*INSTRUCTIONS FOR THE TASK:* Extract, from the listing that follows, each line containing the word "style".

*LISTED ENTRIES:*
####################

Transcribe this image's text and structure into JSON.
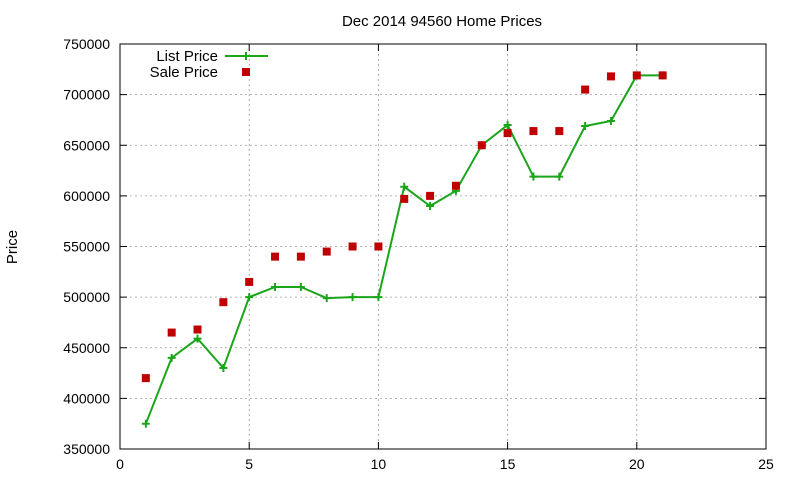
{
  "chart_data": {
    "type": "line",
    "title": "Dec 2014 94560 Home Prices",
    "xlabel": "",
    "ylabel": "Price",
    "xlim": [
      0,
      25
    ],
    "ylim": [
      350000,
      750000
    ],
    "x_ticks": [
      0,
      5,
      10,
      15,
      20,
      25
    ],
    "y_ticks": [
      350000,
      400000,
      450000,
      500000,
      550000,
      600000,
      650000,
      700000,
      750000
    ],
    "x_tick_labels": [
      "0",
      "5",
      "10",
      "15",
      "20",
      "25"
    ],
    "y_tick_labels": [
      "350000",
      "400000",
      "450000",
      "500000",
      "550000",
      "600000",
      "650000",
      "700000",
      "750000"
    ],
    "grid": true,
    "legend_position": "top-left",
    "series": [
      {
        "name": "List Price",
        "style": "line-with-plus-markers",
        "color": "#1aa51a",
        "x": [
          1,
          2,
          3,
          4,
          5,
          6,
          7,
          8,
          9,
          10,
          11,
          12,
          13,
          14,
          15,
          16,
          17,
          18,
          19,
          20,
          21
        ],
        "values": [
          375000,
          440000,
          459000,
          430000,
          500000,
          510000,
          510000,
          499000,
          500000,
          500000,
          609000,
          590000,
          605000,
          650000,
          670000,
          619000,
          619000,
          669000,
          674000,
          719000,
          719000
        ]
      },
      {
        "name": "Sale Price",
        "style": "square-markers",
        "color": "#c00000",
        "x": [
          1,
          2,
          3,
          4,
          5,
          6,
          7,
          8,
          9,
          10,
          11,
          12,
          13,
          14,
          15,
          16,
          17,
          18,
          19,
          20,
          21
        ],
        "values": [
          420000,
          465000,
          468000,
          495000,
          515000,
          540000,
          540000,
          545000,
          550000,
          550000,
          597000,
          600000,
          610000,
          650000,
          662000,
          664000,
          664000,
          705000,
          718000,
          719000,
          719000
        ]
      }
    ]
  }
}
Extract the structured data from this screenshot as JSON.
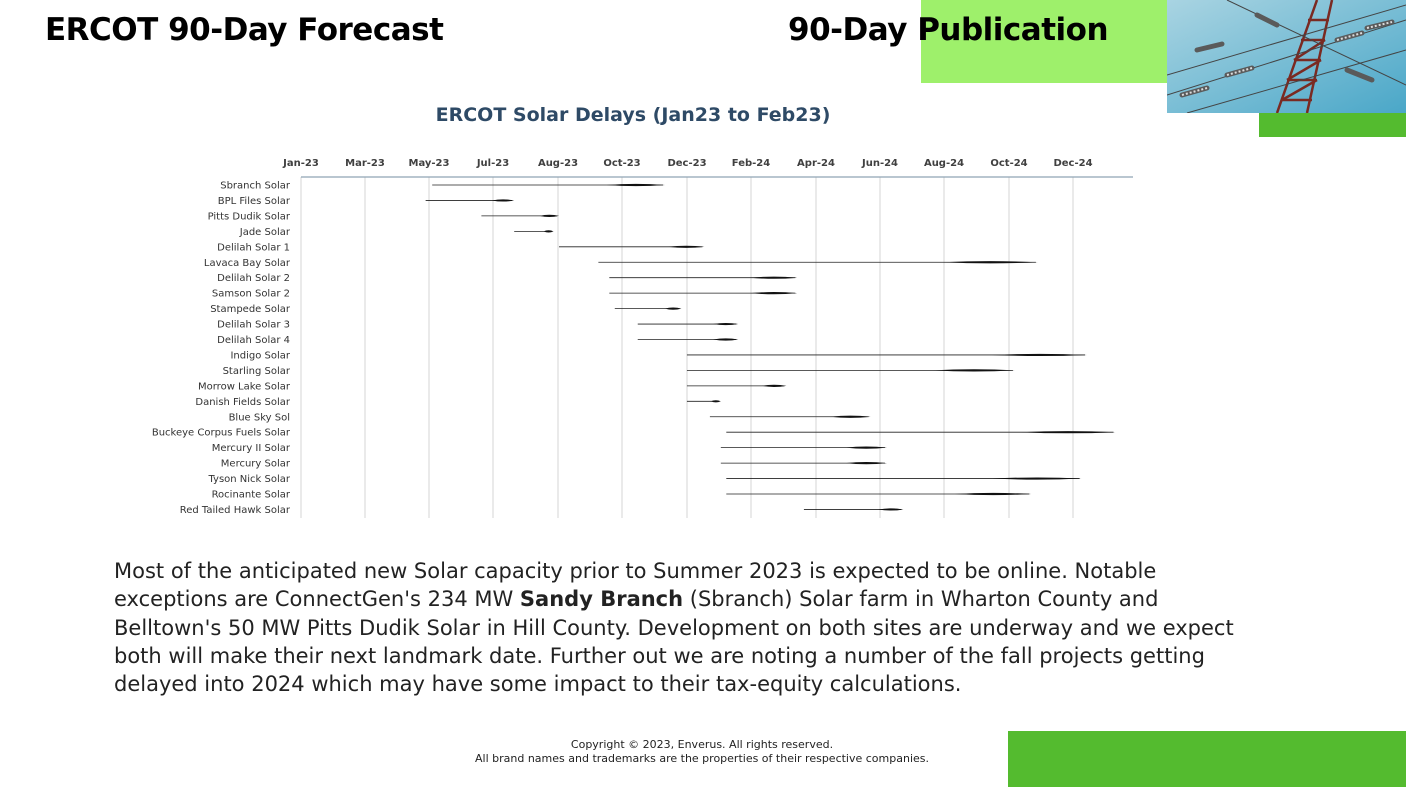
{
  "header": {
    "title_left": "ERCOT 90-Day Forecast",
    "title_right": "90-Day Publication"
  },
  "colors": {
    "accent_light_green": "#9ef06b",
    "accent_green": "#54bb2f",
    "chart_title": "#2e4a66"
  },
  "icons": {
    "tower_image": "transmission-tower-photo"
  },
  "chart_data": {
    "type": "bar",
    "subtype": "gantt-delay-arrows",
    "title": "ERCOT Solar Delays (Jan23 to Feb23)",
    "x_ticks": [
      "Jan-23",
      "Mar-23",
      "May-23",
      "Jul-23",
      "Aug-23",
      "Oct-23",
      "Dec-23",
      "Feb-24",
      "Apr-24",
      "Jun-24",
      "Aug-24",
      "Oct-24",
      "Dec-24"
    ],
    "x_range": [
      "2023-01-01",
      "2025-01-31"
    ],
    "grid": true,
    "legend": "none",
    "projects": [
      {
        "name": "Sbranch Solar",
        "start": "2023-05-01",
        "end": "2023-11-30"
      },
      {
        "name": "BPL Files Solar",
        "start": "2023-04-25",
        "end": "2023-07-15"
      },
      {
        "name": "Pitts Dudik Solar",
        "start": "2023-06-15",
        "end": "2023-08-25"
      },
      {
        "name": "Jade Solar",
        "start": "2023-07-15",
        "end": "2023-08-20"
      },
      {
        "name": "Delilah Solar 1",
        "start": "2023-08-25",
        "end": "2024-01-05"
      },
      {
        "name": "Lavaca Bay Solar",
        "start": "2023-09-30",
        "end": "2024-11-05"
      },
      {
        "name": "Delilah Solar 2",
        "start": "2023-10-10",
        "end": "2024-03-30"
      },
      {
        "name": "Samson Solar 2",
        "start": "2023-10-10",
        "end": "2024-03-30"
      },
      {
        "name": "Stampede Solar",
        "start": "2023-10-15",
        "end": "2023-12-15"
      },
      {
        "name": "Delilah Solar 3",
        "start": "2023-11-05",
        "end": "2024-02-05"
      },
      {
        "name": "Delilah Solar 4",
        "start": "2023-11-05",
        "end": "2024-02-05"
      },
      {
        "name": "Indigo Solar",
        "start": "2023-12-20",
        "end": "2024-12-20"
      },
      {
        "name": "Starling Solar",
        "start": "2023-12-20",
        "end": "2024-10-15"
      },
      {
        "name": "Morrow Lake Solar",
        "start": "2023-12-20",
        "end": "2024-03-20"
      },
      {
        "name": "Danish Fields Solar",
        "start": "2023-12-20",
        "end": "2024-01-20"
      },
      {
        "name": "Blue Sky Sol",
        "start": "2024-01-10",
        "end": "2024-06-05"
      },
      {
        "name": "Buckeye Corpus Fuels Solar",
        "start": "2024-01-25",
        "end": "2025-01-15"
      },
      {
        "name": "Mercury II Solar",
        "start": "2024-01-20",
        "end": "2024-06-20"
      },
      {
        "name": "Mercury Solar",
        "start": "2024-01-20",
        "end": "2024-06-20"
      },
      {
        "name": "Tyson Nick Solar",
        "start": "2024-01-25",
        "end": "2024-12-15"
      },
      {
        "name": "Rocinante Solar",
        "start": "2024-01-25",
        "end": "2024-10-30"
      },
      {
        "name": "Red Tailed Hawk Solar",
        "start": "2024-04-05",
        "end": "2024-07-05"
      }
    ]
  },
  "body": {
    "text_before": "Most of the anticipated new Solar capacity prior to Summer 2023 is expected to be online. Notable exceptions are ConnectGen's 234 MW ",
    "text_bold": "Sandy Branch",
    "text_after": " (Sbranch) Solar farm in Wharton County and Belltown's 50 MW Pitts Dudik Solar in Hill County. Development on both sites are underway and we expect both will make their next landmark date. Further out we are noting a number of the fall projects getting delayed into 2024 which may have some impact to their tax-equity calculations."
  },
  "footer": {
    "line1": "Copyright © 2023, Enverus. All rights reserved.",
    "line2": "All brand names and trademarks are the properties of their respective companies."
  }
}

####################

*WORKED SOLUTION:*
        "style": "line-with-plus-markers",
        "style": "square-markers",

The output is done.